### What the task asks
Pull out each line of the records holding the string "color".

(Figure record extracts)

.....

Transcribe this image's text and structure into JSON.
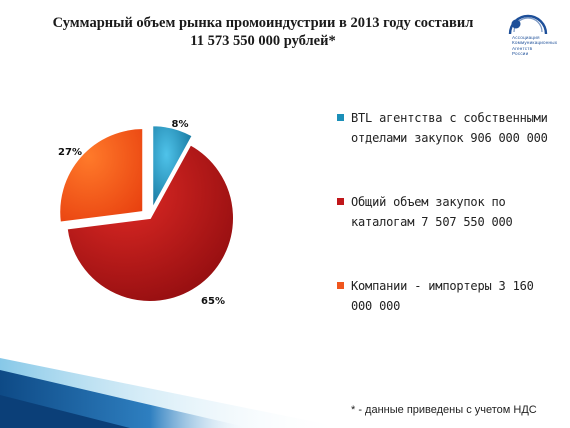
{
  "header": {
    "title_line1": "Суммарный объем рынка промоиндустрии  в 2013 году составил",
    "title_line2": "11 573 550 000 рублей*"
  },
  "logo": {
    "text_lines": [
      "Ассоциация",
      "Коммуникационных",
      "Агентств",
      "России"
    ]
  },
  "chart_data": {
    "type": "pie",
    "slices": [
      {
        "label": "BTL агентства с собственными отделами закупок 906 000 000",
        "value": 8,
        "data_label": "8%",
        "color": "#1b8fb8"
      },
      {
        "label": "Общий объем закупок по каталогам 7 507 550 000",
        "value": 65,
        "data_label": "65%",
        "color": "#c0161a"
      },
      {
        "label": "Компании - импортеры 3 160 000 000",
        "value": 27,
        "data_label": "27%",
        "color": "#f0561e"
      }
    ],
    "legend_position": "right"
  },
  "footnote": "* - данные приведены с учетом НДС"
}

.....

### Complete output
        "color": "#1b8fb8"
        "color": "#c0161a"
        "color": "#f0561e"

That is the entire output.